İLK OLABİLMEK..
Çok önemlidir ilk olabilmek.
Bir işletme mi kurdunuz, geleneksel tarzda işe başladığınızda, müşteri beklersiniz ama gelmez.
Zira sizin sattığınız ürünü satan onlarca işletme vardır.
Hatırlayın, bir zamanlar Lahmacun fırtınası esmişti kentte, her caddede 3-5, her sokakta bir lahmacun fırını açılmıştı.
Kaç tane kaldı biliyor musunuz?
Sadece bir firma ayakta kaldı ve üretimini sürdürüyor.
Bir ara boş bulunan her dükkan Çiğ Köfte Satıcısı oluvermişti.
Büyük bölümü kapandı. Kalan işletmeler can çekişiyor.
Buna ekonomide, ‘Arz ve Talep dengesizliği' denir.
Yöneticilikte de önemlidir ilk olabilmek.
Kayseri bu anlamda bir çok konuda ilk olmuştur.
Mesela, Şükrü Karatepe belediye başkanı seçildiğinde yaptığı ilk iş, kentteki parkların etrafında bulunan duvarları kaldırmak olmuştu.
Bu gün ülkenin bir çok kentinde artık Cami Bahçeleri ve Parklar insana açık, çevrelerinde ulaşılmaz duvarlar çitler yok.
Mehmet Özhaseki başlatmıştı ilk Aşevi uygulamasını Kayseri'de.
Sonra sessizce kapattı o ayrı konu.
Bu gün yaşadığımız toplumsal sıkıntı sürecinde, o aşevleri olsaydı kaç hanenin sofrasına sıcak yemek konulabilecekti, hiç düşündünüz mü?
Niyazi Bahçecioğlu yıllar önce kurmuştu BEF'i. Sonra gelenler kapattı. Yıllar sonra yeniden ekmek üretmeye başladı Büyükşehir Belediyesi, Kent Ekmek adıyla.

^^^^^^^^^^^^^^^^

### Alıştırmalar
(1) Yazıda adı geçen bütün kişileri sıralayın.
(2) Yazıda "Bu gün ülkenin" sözlerinden "o ayrı konu." sözlerine kadar olan her şeyi yeniden yazın, yalnızca "Aşevi" ifadesini "Halk Mutfağı" ile değiştirin.
(3) Yazıya göre Şükrü Karatepe belediye başkanı seçildiğinde ilk iş olarak ne yapmıştı?

### Veri kesiti
^^^^^^^^^^^^^^^^

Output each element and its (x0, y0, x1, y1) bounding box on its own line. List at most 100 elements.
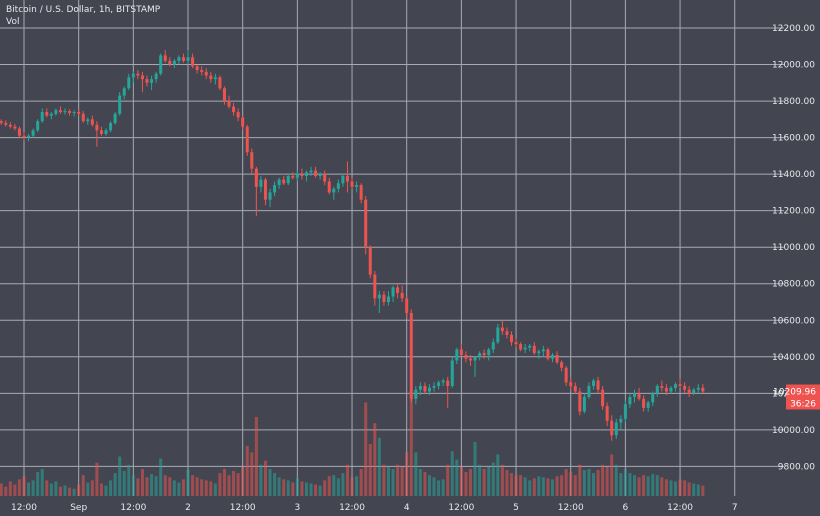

^^^^^^^^^^^^^^^^

### Çözümler
(1) Şükrü Karatepe, Mehmet Özhaseki, Niyazi Bahçecioğlu

(2)
Bu gün ülkenin bir çok kentinde artık Cami Bahçeleri ve Parklar insana açık, çevrelerinde ulaşılmaz duvarlar çitler yok.
Mehmet Özhaseki başlatmıştı ilk Halk Mutfağı uygulamasını Kayseri'de.
Sonra sessizce kapattı o ayrı konu.

(3) Kentteki parkların etrafında bulunan duvarları kaldırmıştı.